PROBLEM DESCRIPTION>
Repeat the listing in full, preserving every character.

SUPPLIED INFORMATION>
---+---

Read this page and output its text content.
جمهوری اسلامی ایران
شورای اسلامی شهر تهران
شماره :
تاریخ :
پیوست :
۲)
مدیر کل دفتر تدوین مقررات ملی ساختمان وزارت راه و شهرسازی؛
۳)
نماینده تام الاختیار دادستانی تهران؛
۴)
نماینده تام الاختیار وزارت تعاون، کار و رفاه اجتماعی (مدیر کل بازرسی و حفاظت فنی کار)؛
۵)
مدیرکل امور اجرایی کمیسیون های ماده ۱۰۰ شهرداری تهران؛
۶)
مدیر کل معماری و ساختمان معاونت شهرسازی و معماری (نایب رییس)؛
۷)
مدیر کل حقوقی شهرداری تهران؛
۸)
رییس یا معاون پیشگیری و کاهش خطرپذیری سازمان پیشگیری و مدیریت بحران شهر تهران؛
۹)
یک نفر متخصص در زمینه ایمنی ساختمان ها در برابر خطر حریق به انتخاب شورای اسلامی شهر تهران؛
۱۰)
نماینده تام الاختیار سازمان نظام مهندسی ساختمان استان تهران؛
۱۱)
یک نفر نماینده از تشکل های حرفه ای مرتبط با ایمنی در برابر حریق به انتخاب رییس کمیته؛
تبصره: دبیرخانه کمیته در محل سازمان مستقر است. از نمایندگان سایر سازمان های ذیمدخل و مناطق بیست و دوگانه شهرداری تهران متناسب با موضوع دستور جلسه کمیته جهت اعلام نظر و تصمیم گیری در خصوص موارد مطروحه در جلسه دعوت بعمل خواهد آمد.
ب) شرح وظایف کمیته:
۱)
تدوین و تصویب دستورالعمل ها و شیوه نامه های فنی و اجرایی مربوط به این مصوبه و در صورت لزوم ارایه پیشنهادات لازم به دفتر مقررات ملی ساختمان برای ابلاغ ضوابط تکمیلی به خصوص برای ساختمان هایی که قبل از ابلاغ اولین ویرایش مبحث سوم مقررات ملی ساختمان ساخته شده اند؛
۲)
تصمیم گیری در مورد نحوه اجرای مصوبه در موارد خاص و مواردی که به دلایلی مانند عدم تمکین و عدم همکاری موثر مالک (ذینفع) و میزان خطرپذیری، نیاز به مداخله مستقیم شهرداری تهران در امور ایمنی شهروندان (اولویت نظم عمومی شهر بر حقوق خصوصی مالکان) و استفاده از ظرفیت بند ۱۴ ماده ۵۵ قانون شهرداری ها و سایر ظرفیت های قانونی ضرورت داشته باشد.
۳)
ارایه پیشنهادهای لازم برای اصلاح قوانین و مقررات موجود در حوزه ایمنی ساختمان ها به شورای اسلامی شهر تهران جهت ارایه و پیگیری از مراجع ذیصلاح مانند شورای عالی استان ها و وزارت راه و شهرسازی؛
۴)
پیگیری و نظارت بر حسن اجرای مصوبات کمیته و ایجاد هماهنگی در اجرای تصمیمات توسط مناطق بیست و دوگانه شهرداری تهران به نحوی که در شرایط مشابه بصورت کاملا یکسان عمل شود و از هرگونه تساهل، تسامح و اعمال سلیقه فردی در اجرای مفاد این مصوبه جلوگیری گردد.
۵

---+---

SOLUTION>
Read this page and output its text content.
جمهوری اسلامی ایران
شورای اسلامی شهر تهران
شماره :
تاریخ :
پیوست :
۲)
مدیر کل دفتر تدوین مقررات ملی ساختمان وزارت راه و شهرسازی؛
۳)
نماینده تام الاختیار دادستانی تهران؛
۴)
نماینده تام الاختیار وزارت تعاون، کار و رفاه اجتماعی (مدیر کل بازرسی و حفاظت فنی کار)؛
۵)
مدیرکل امور اجرایی کمیسیون های ماده ۱۰۰ شهرداری تهران؛
۶)
مدیر کل معماری و ساختمان معاونت شهرسازی و معماری (نایب رییس)؛
۷)
مدیر کل حقوقی شهرداری تهران؛
۸)
رییس یا معاون پیشگیری و کاهش خطرپذیری سازمان پیشگیری و مدیریت بحران شهر تهران؛
۹)
یک نفر متخصص در زمینه ایمنی ساختمان ها در برابر خطر حریق به انتخاب شورای اسلامی شهر تهران؛
۱۰)
نماینده تام الاختیار سازمان نظام مهندسی ساختمان استان تهران؛
۱۱)
یک نفر نماینده از تشکل های حرفه ای مرتبط با ایمنی در برابر حریق به انتخاب رییس کمیته؛
تبصره: دبیرخانه کمیته در محل سازمان مستقر است. از نمایندگان سایر سازمان های ذیمدخل و مناطق بیست و دوگانه شهرداری تهران متناسب با موضوع دستور جلسه کمیته جهت اعلام نظر و تصمیم گیری در خصوص موارد مطروحه در جلسه دعوت بعمل خواهد آمد.
ب) شرح وظایف کمیته:
۱)
تدوین و تصویب دستورالعمل ها و شیوه نامه های فنی و اجرایی مربوط به این مصوبه و در صورت لزوم ارایه پیشنهادات لازم به دفتر مقررات ملی ساختمان برای ابلاغ ضوابط تکمیلی به خصوص برای ساختمان هایی که قبل از ابلاغ اولین ویرایش مبحث سوم مقررات ملی ساختمان ساخته شده اند؛
۲)
تصمیم گیری در مورد نحوه اجرای مصوبه در موارد خاص و مواردی که به دلایلی مانند عدم تمکین و عدم همکاری موثر مالک (ذینفع) و میزان خطرپذیری، نیاز به مداخله مستقیم شهرداری تهران در امور ایمنی شهروندان (اولویت نظم عمومی شهر بر حقوق خصوصی مالکان) و استفاده از ظرفیت بند ۱۴ ماده ۵۵ قانون شهرداری ها و سایر ظرفیت های قانونی ضرورت داشته باشد.
۳)
ارایه پیشنهادهای لازم برای اصلاح قوانین و مقررات موجود در حوزه ایمنی ساختمان ها به شورای اسلامی شهر تهران جهت ارایه و پیگیری از مراجع ذیصلاح مانند شورای عالی استان ها و وزارت راه و شهرسازی؛
۴)
پیگیری و نظارت بر حسن اجرای مصوبات کمیته و ایجاد هماهنگی در اجرای تصمیمات توسط مناطق بیست و دوگانه شهرداری تهران به نحوی که در شرایط مشابه بصورت کاملا یکسان عمل شود و از هرگونه تساهل، تسامح و اعمال سلیقه فردی در اجرای مفاد این مصوبه جلوگیری گردد.
۵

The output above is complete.